[START RECORDS]

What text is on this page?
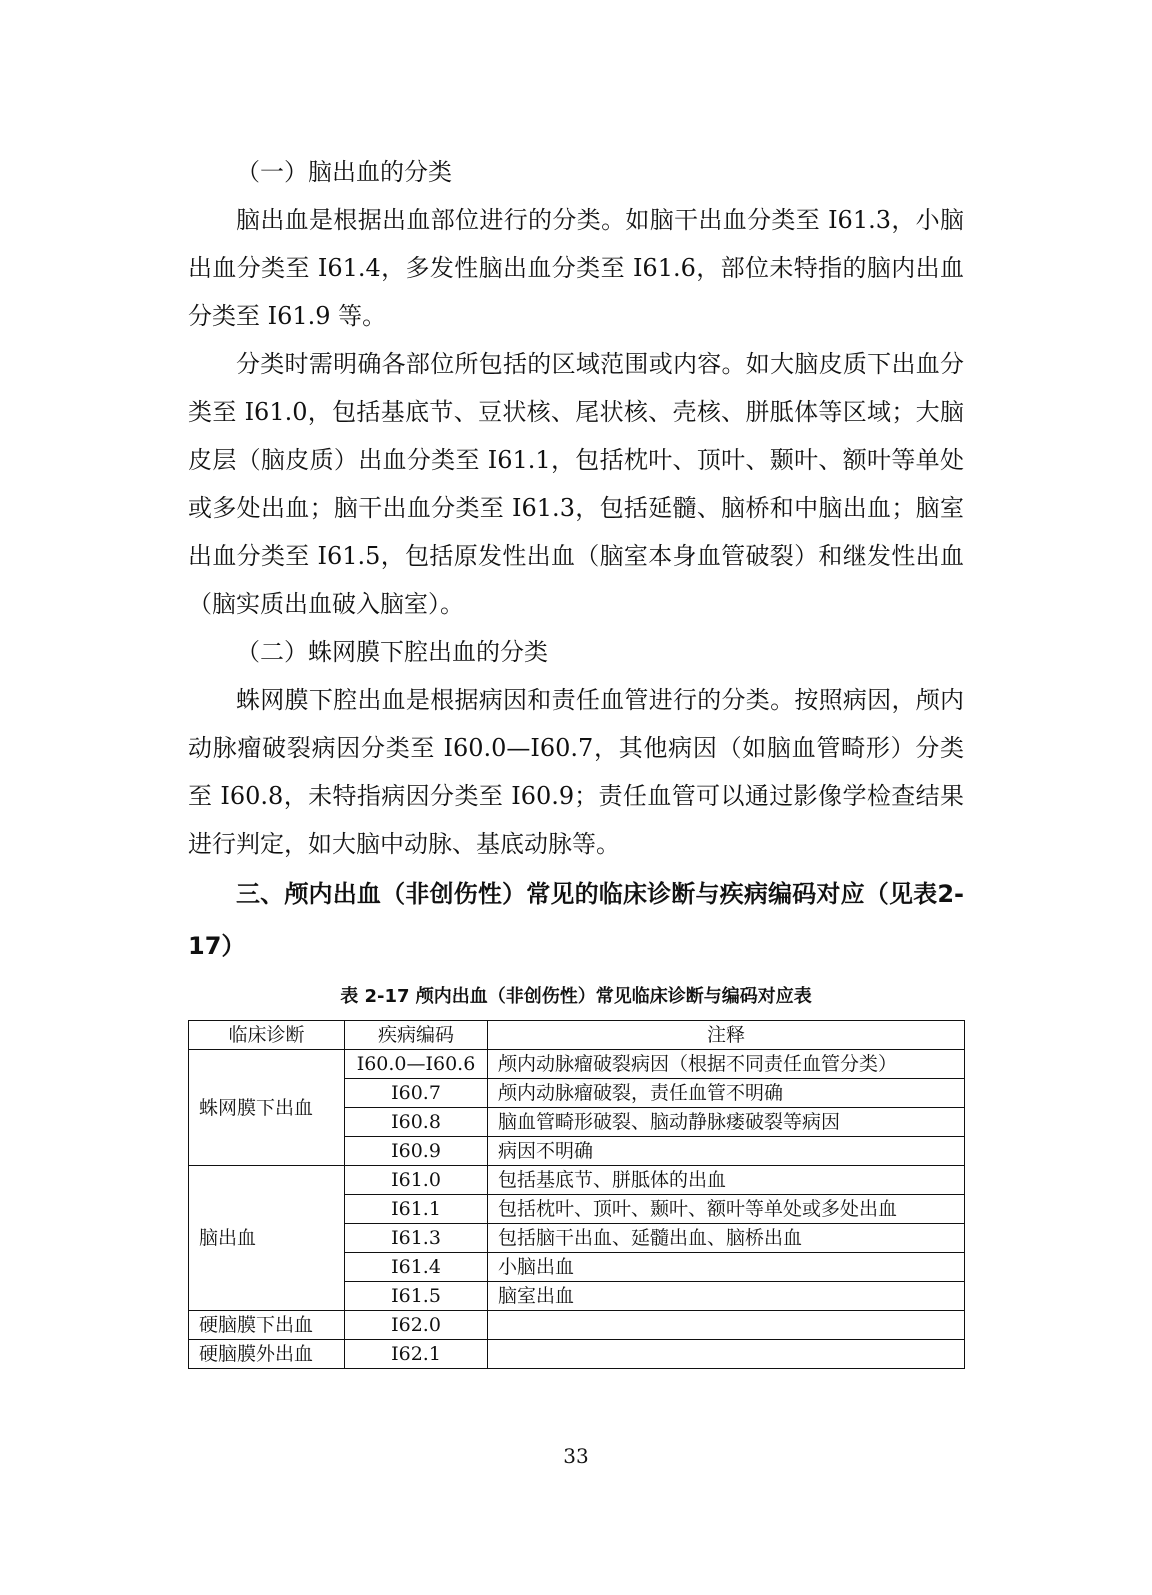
（一）脑出血的分类

脑出血是根据出血部位进行的分类。如脑干出血分类至 I61.3，小脑出血分类至 I61.4，多发性脑出血分类至 I61.6，部位未特指的脑内出血分类至 I61.9 等。

分类时需明确各部位所包括的区域范围或内容。如大脑皮质下出血分类至 I61.0，包括基底节、豆状核、尾状核、壳核、胼胝体等区域；大脑皮层（脑皮质）出血分类至 I61.1，包括枕叶、顶叶、颞叶、额叶等单处或多处出血；脑干出血分类至 I61.3，包括延髓、脑桥和中脑出血；脑室出血分类至 I61.5，包括原发性出血（脑室本身血管破裂）和继发性出血（脑实质出血破入脑室）。

（二）蛛网膜下腔出血的分类

蛛网膜下腔出血是根据病因和责任血管进行的分类。按照病因，颅内动脉瘤破裂病因分类至 I60.0—I60.7，其他病因（如脑血管畸形）分类至 I60.8，未特指病因分类至 I60.9；责任血管可以通过影像学检查结果进行判定，如大脑中动脉、基底动脉等。

三、颅内出血（非创伤性）常见的临床诊断与疾病编码对应（见表2-17）

表 2-17 颅内出血（非创伤性）常见临床诊断与编码对应表
临床诊断	疾病编码	注释
蛛网膜下出血	I60.0—I60.6	颅内动脉瘤破裂病因（根据不同责任血管分类）
	I60.7	颅内动脉瘤破裂，责任血管不明确
	I60.8	脑血管畸形破裂、脑动静脉瘘破裂等病因
	I60.9	病因不明确
脑出血	I61.0	包括基底节、胼胝体的出血
	I61.1	包括枕叶、顶叶、颞叶、额叶等单处或多处出血
	I61.3	包括脑干出血、延髓出血、脑桥出血
	I61.4	小脑出血
	I61.5	脑室出血
硬脑膜下出血	I62.0	
硬脑膜外出血	I62.1	
33
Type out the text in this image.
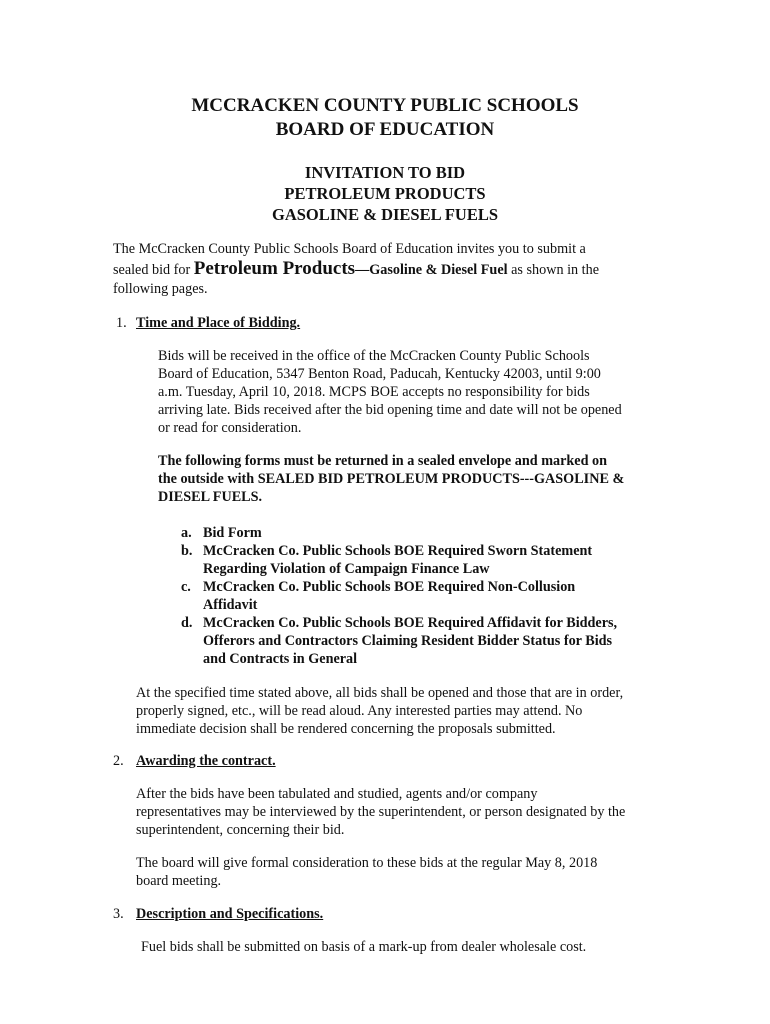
MCCRACKEN COUNTY PUBLIC SCHOOLS
BOARD OF EDUCATION
INVITATION TO BID
PETROLEUM PRODUCTS
GASOLINE & DIESEL FUELS
The McCracken County Public Schools Board of Education invites you to submit a
sealed bid for Petroleum Products—Gasoline & Diesel Fuel as shown in the
following pages.
1. Time and Place of Bidding.
Bids will be received in the office of the McCracken County Public Schools
Board of Education, 5347 Benton Road, Paducah, Kentucky 42003, until 9:00
a.m. Tuesday, April 10, 2018. MCPS BOE accepts no responsibility for bids
arriving late. Bids received after the bid opening time and date will not be opened
or read for consideration.
The following forms must be returned in a sealed envelope and marked on
the outside with SEALED BID PETROLEUM PRODUCTS---GASOLINE &
DIESEL FUELS.
a. Bid Form
b. McCracken Co. Public Schools BOE Required Sworn Statement
Regarding Violation of Campaign Finance Law
c. McCracken Co. Public Schools BOE Required Non-Collusion
Affidavit
d. McCracken Co. Public Schools BOE Required Affidavit for Bidders,
Offerors and Contractors Claiming Resident Bidder Status for Bids
and Contracts in General
At the specified time stated above, all bids shall be opened and those that are in order,
properly signed, etc., will be read aloud. Any interested parties may attend. No
immediate decision shall be rendered concerning the proposals submitted.
2. Awarding the contract.
After the bids have been tabulated and studied, agents and/or company
representatives may be interviewed by the superintendent, or person designated by the
superintendent, concerning their bid.
The board will give formal consideration to these bids at the regular May 8, 2018
board meeting.
3. Description and Specifications.
Fuel bids shall be submitted on basis of a mark-up from dealer wholesale cost.
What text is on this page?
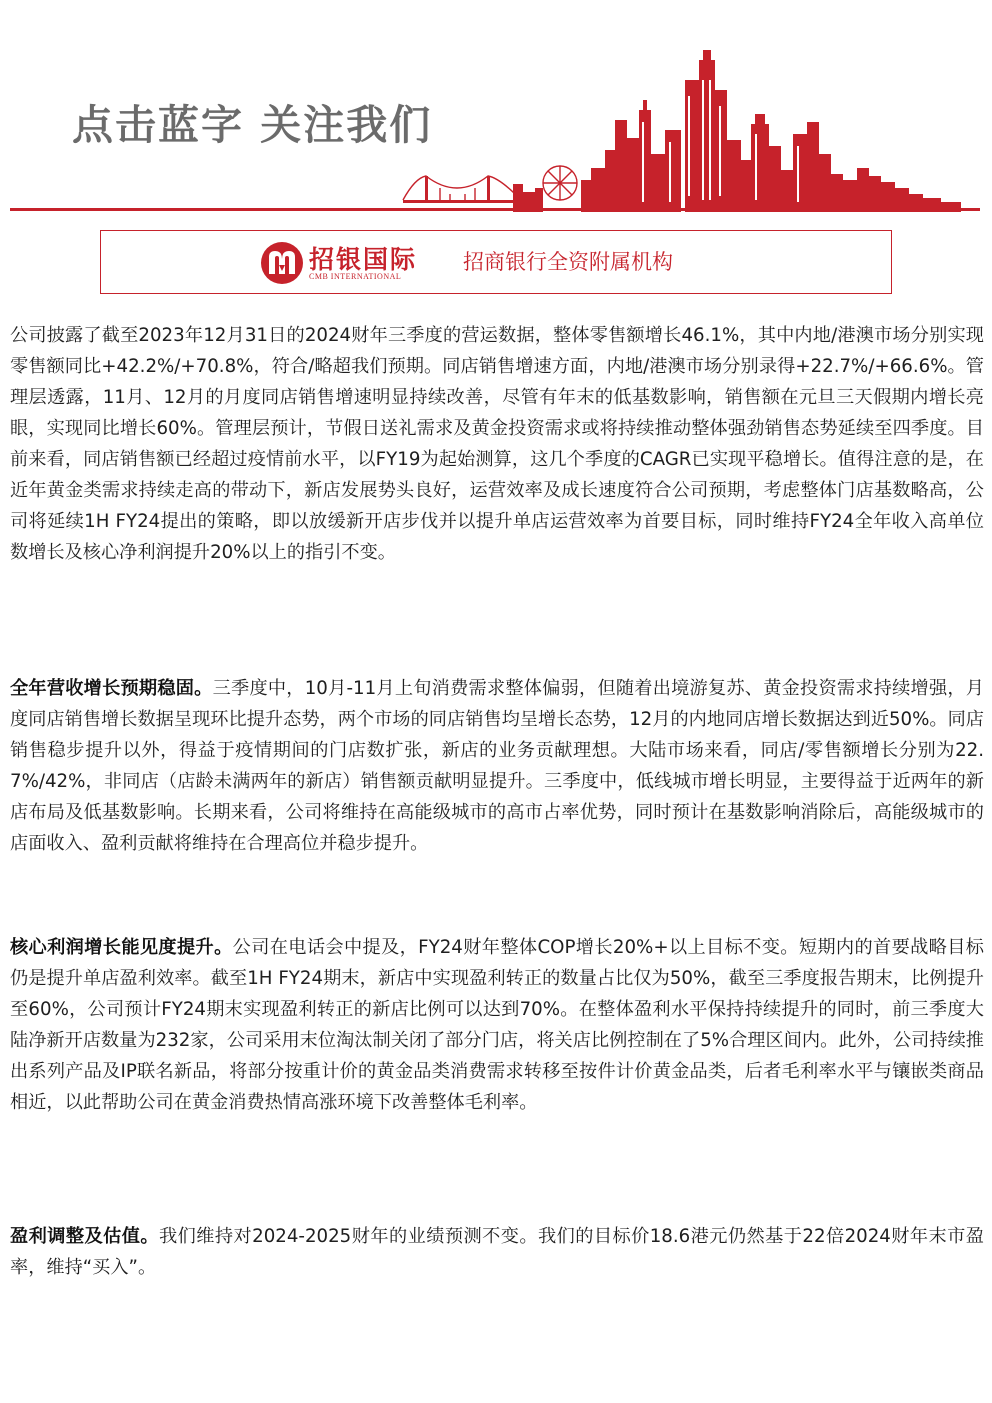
点击蓝字 关注我们
招银国际
CMB INTERNATIONAL
招商银行全资附属机构

公司披露了截至2023年12月31日的2024财年三季度的营运数据，整体零售额增长46.1%，其中内地/港澳市场分别实现零售额同比+42.2%/+70.8%，符合/略超我们预期。同店销售增速方面，内地/港澳市场分别录得+22.7%/+66.6%。管理层透露，11月、12月的月度同店销售增速明显持续改善，尽管有年末的低基数影响，销售额在元旦三天假期内增长亮眼，实现同比增长60%。管理层预计，节假日送礼需求及黄金投资需求或将持续推动整体强劲销售态势延续至四季度。目前来看，同店销售额已经超过疫情前水平，以FY19为起始测算，这几个季度的CAGR已实现平稳增长。值得注意的是，在近年黄金类需求持续走高的带动下，新店发展势头良好，运营效率及成长速度符合公司预期，考虑整体门店基数略高，公司将延续1H FY24提出的策略，即以放缓新开店步伐并以提升单店运营效率为首要目标，同时维持FY24全年收入高单位数增长及核心净利润提升20%以上的指引不变。

全年营收增长预期稳固。三季度中，10月-11月上旬消费需求整体偏弱，但随着出境游复苏、黄金投资需求持续增强，月度同店销售增长数据呈现环比提升态势，两个市场的同店销售均呈增长态势，12月的内地同店增长数据达到近50%。同店销售稳步提升以外，得益于疫情期间的门店数扩张，新店的业务贡献理想。大陆市场来看，同店/零售额增长分别为22.7%/42%，非同店（店龄未满两年的新店）销售额贡献明显提升。三季度中，低线城市增长明显，主要得益于近两年的新店布局及低基数影响。长期来看，公司将维持在高能级城市的高市占率优势，同时预计在基数影响消除后，高能级城市的店面收入、盈利贡献将维持在合理高位并稳步提升。

核心利润增长能见度提升。公司在电话会中提及，FY24财年整体COP增长20%+以上目标不变。短期内的首要战略目标仍是提升单店盈利效率。截至1H FY24期末，新店中实现盈利转正的数量占比仅为50%，截至三季度报告期末，比例提升至60%，公司预计FY24期末实现盈利转正的新店比例可以达到70%。在整体盈利水平保持持续提升的同时，前三季度大陆净新开店数量为232家，公司采用末位淘汰制关闭了部分门店，将关店比例控制在了5%合理区间内。此外，公司持续推出系列产品及IP联名新品，将部分按重计价的黄金品类消费需求转移至按件计价黄金品类，后者毛利率水平与镶嵌类商品相近，以此帮助公司在黄金消费热情高涨环境下改善整体毛利率。

盈利调整及估值。我们维持对2024-2025财年的业绩预测不变。我们的目标价18.6港元仍然基于22倍2024财年末市盈率，维持“买入”。
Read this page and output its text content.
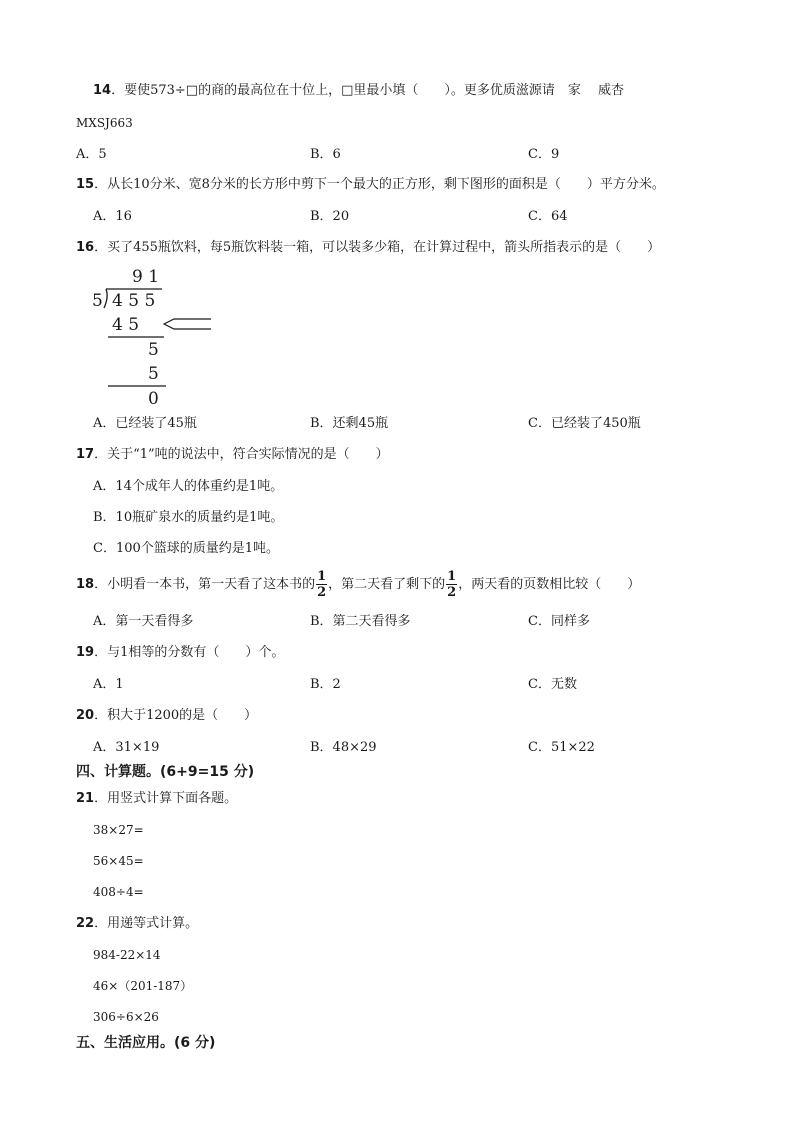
14．要使573÷□的商的最高位在十位上，□里最小填（　　）。更多优质滋源请　家　 威杏
MXSJ663
A．5	B．6	C．9
15．从长10分米、宽8分米的长方形中剪下一个最大的正方形，剩下图形的面积是（　　）平方分米。
A．16	B．20	C．64
16．买了455瓶饮料，每5瓶饮料装一箱，可以装多少箱，在计算过程中，箭头所指表示的是（　　）
9 1
5 4 5 5
4 5
5
5
0
A．已经装了45瓶	B．还剩45瓶	C．已经装了450瓶
17．关于“1”吨的说法中，符合实际情况的是（　　）
A．14个成年人的体重约是1吨。
B．10瓶矿泉水的质量约是1吨。
C．100个篮球的质量约是1吨。
18．小明看一本书，第一天看了这本书的 $\frac{1}{2}$ ，第二天看了剩下的 $\frac{1}{2}$ ，两天看的页数相比较（　　）
A．第一天看得多	B．第二天看得多	C．同样多
19．与1相等的分数有（　　）个。
A．1	B．2	C．无数
20．积大于1200的是（　　）
A．31×19	B．48×29	C．51×22
四、计算题。(6+9=15 分)
21．用竖式计算下面各题。
38×27=
56×45=
408÷4=
22．用递等式计算。
984-22×14
46×（201-187）
306÷6×26
五、生活应用。(6 分)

[END RECORDS]

**DIRECTIONS:** Repeat the records above exactly, omitting every picture.

**FINAL RESULT:**
What text is on this page?
（一）脑出血的分类

脑出血是根据出血部位进行的分类。如脑干出血分类至 I61.3，小脑出血分类至 I61.4，多发性脑出血分类至 I61.6，部位未特指的脑内出血分类至 I61.9 等。

分类时需明确各部位所包括的区域范围或内容。如大脑皮质下出血分类至 I61.0，包括基底节、豆状核、尾状核、壳核、胼胝体等区域；大脑皮层（脑皮质）出血分类至 I61.1，包括枕叶、顶叶、颞叶、额叶等单处或多处出血；脑干出血分类至 I61.3，包括延髓、脑桥和中脑出血；脑室出血分类至 I61.5，包括原发性出血（脑室本身血管破裂）和继发性出血（脑实质出血破入脑室）。

（二）蛛网膜下腔出血的分类

蛛网膜下腔出血是根据病因和责任血管进行的分类。按照病因，颅内动脉瘤破裂病因分类至 I60.0—I60.7，其他病因（如脑血管畸形）分类至 I60.8，未特指病因分类至 I60.9；责任血管可以通过影像学检查结果进行判定，如大脑中动脉、基底动脉等。

三、颅内出血（非创伤性）常见的临床诊断与疾病编码对应（见表2-17）

表 2-17 颅内出血（非创伤性）常见临床诊断与编码对应表
临床诊断	疾病编码	注释
蛛网膜下出血	I60.0—I60.6	颅内动脉瘤破裂病因（根据不同责任血管分类）
	I60.7	颅内动脉瘤破裂，责任血管不明确
	I60.8	脑血管畸形破裂、脑动静脉瘘破裂等病因
	I60.9	病因不明确
脑出血	I61.0	包括基底节、胼胝体的出血
	I61.1	包括枕叶、顶叶、颞叶、额叶等单处或多处出血
	I61.3	包括脑干出血、延髓出血、脑桥出血
	I61.4	小脑出血
	I61.5	脑室出血
硬脑膜下出血	I62.0	
硬脑膜外出血	I62.1	
33
Type out the text in this image.
MCCRACKEN COUNTY PUBLIC SCHOOLS
BOARD OF EDUCATION
INVITATION TO BID
PETROLEUM PRODUCTS
GASOLINE & DIESEL FUELS
The McCracken County Public Schools Board of Education invites you to submit a
sealed bid for Petroleum Products—Gasoline & Diesel Fuel as shown in the
following pages.
1. Time and Place of Bidding.
Bids will be received in the office of the McCracken County Public Schools
Board of Education, 5347 Benton Road, Paducah, Kentucky 42003, until 9:00
a.m. Tuesday, April 10, 2018. MCPS BOE accepts no responsibility for bids
arriving late. Bids received after the bid opening time and date will not be opened
or read for consideration.
The following forms must be returned in a sealed envelope and marked on
the outside with SEALED BID PETROLEUM PRODUCTS---GASOLINE &
DIESEL FUELS.
a. Bid Form
b. McCracken Co. Public Schools BOE Required Sworn Statement
Regarding Violation of Campaign Finance Law
c. McCracken Co. Public Schools BOE Required Non-Collusion
Affidavit
d. McCracken Co. Public Schools BOE Required Affidavit for Bidders,
Offerors and Contractors Claiming Resident Bidder Status for Bids
and Contracts in General
At the specified time stated above, all bids shall be opened and those that are in order,
properly signed, etc., will be read aloud. Any interested parties may attend. No
immediate decision shall be rendered concerning the proposals submitted.
2. Awarding the contract.
After the bids have been tabulated and studied, agents and/or company
representatives may be interviewed by the superintendent, or person designated by the
superintendent, concerning their bid.
The board will give formal consideration to these bids at the regular May 8, 2018
board meeting.
3. Description and Specifications.
Fuel bids shall be submitted on basis of a mark-up from dealer wholesale cost.
What text is on this page?
点击蓝字 关注我们
招银国际
CMB INTERNATIONAL
招商银行全资附属机构

公司披露了截至2023年12月31日的2024财年三季度的营运数据，整体零售额增长46.1%，其中内地/港澳市场分别实现零售额同比+42.2%/+70.8%，符合/略超我们预期。同店销售增速方面，内地/港澳市场分别录得+22.7%/+66.6%。管理层透露，11月、12月的月度同店销售增速明显持续改善，尽管有年末的低基数影响，销售额在元旦三天假期内增长亮眼，实现同比增长60%。管理层预计，节假日送礼需求及黄金投资需求或将持续推动整体强劲销售态势延续至四季度。目前来看，同店销售额已经超过疫情前水平，以FY19为起始测算，这几个季度的CAGR已实现平稳增长。值得注意的是，在近年黄金类需求持续走高的带动下，新店发展势头良好，运营效率及成长速度符合公司预期，考虑整体门店基数略高，公司将延续1H FY24提出的策略，即以放缓新开店步伐并以提升单店运营效率为首要目标，同时维持FY24全年收入高单位数增长及核心净利润提升20%以上的指引不变。

全年营收增长预期稳固。三季度中，10月-11月上旬消费需求整体偏弱，但随着出境游复苏、黄金投资需求持续增强，月度同店销售增长数据呈现环比提升态势，两个市场的同店销售均呈增长态势，12月的内地同店增长数据达到近50%。同店销售稳步提升以外，得益于疫情期间的门店数扩张，新店的业务贡献理想。大陆市场来看，同店/零售额增长分别为22.7%/42%，非同店（店龄未满两年的新店）销售额贡献明显提升。三季度中，低线城市增长明显，主要得益于近两年的新店布局及低基数影响。长期来看，公司将维持在高能级城市的高市占率优势，同时预计在基数影响消除后，高能级城市的店面收入、盈利贡献将维持在合理高位并稳步提升。

核心利润增长能见度提升。公司在电话会中提及，FY24财年整体COP增长20%+以上目标不变。短期内的首要战略目标仍是提升单店盈利效率。截至1H FY24期末，新店中实现盈利转正的数量占比仅为50%，截至三季度报告期末，比例提升至60%，公司预计FY24期末实现盈利转正的新店比例可以达到70%。在整体盈利水平保持持续提升的同时，前三季度大陆净新开店数量为232家，公司采用末位淘汰制关闭了部分门店，将关店比例控制在了5%合理区间内。此外，公司持续推出系列产品及IP联名新品，将部分按重计价的黄金品类消费需求转移至按件计价黄金品类，后者毛利率水平与镶嵌类商品相近，以此帮助公司在黄金消费热情高涨环境下改善整体毛利率。

盈利调整及估值。我们维持对2024-2025财年的业绩预测不变。我们的目标价18.6港元仍然基于22倍2024财年末市盈率，维持“买入”。
Read this page and output its text content.
14．要使573÷□的商的最高位在十位上，□里最小填（　　）。更多优质滋源请　家　 威杏
MXSJ663
A．5	B．6	C．9
15．从长10分米、宽8分米的长方形中剪下一个最大的正方形，剩下图形的面积是（　　）平方分米。
A．16	B．20	C．64
16．买了455瓶饮料，每5瓶饮料装一箱，可以装多少箱，在计算过程中，箭头所指表示的是（　　）
9 1
5 4 5 5
4 5
5
5
0
A．已经装了45瓶	B．还剩45瓶	C．已经装了450瓶
17．关于“1”吨的说法中，符合实际情况的是（　　）
A．14个成年人的体重约是1吨。
B．10瓶矿泉水的质量约是1吨。
C．100个篮球的质量约是1吨。
18．小明看一本书，第一天看了这本书的 $\frac{1}{2}$ ，第二天看了剩下的 $\frac{1}{2}$ ，两天看的页数相比较（　　）
A．第一天看得多	B．第二天看得多	C．同样多
19．与1相等的分数有（　　）个。
A．1	B．2	C．无数
20．积大于1200的是（　　）
A．31×19	B．48×29	C．51×22
四、计算题。(6+9=15 分)
21．用竖式计算下面各题。
38×27=
56×45=
408÷4=
22．用递等式计算。
984-22×14
46×（201-187）
306÷6×26
五、生活应用。(6 分)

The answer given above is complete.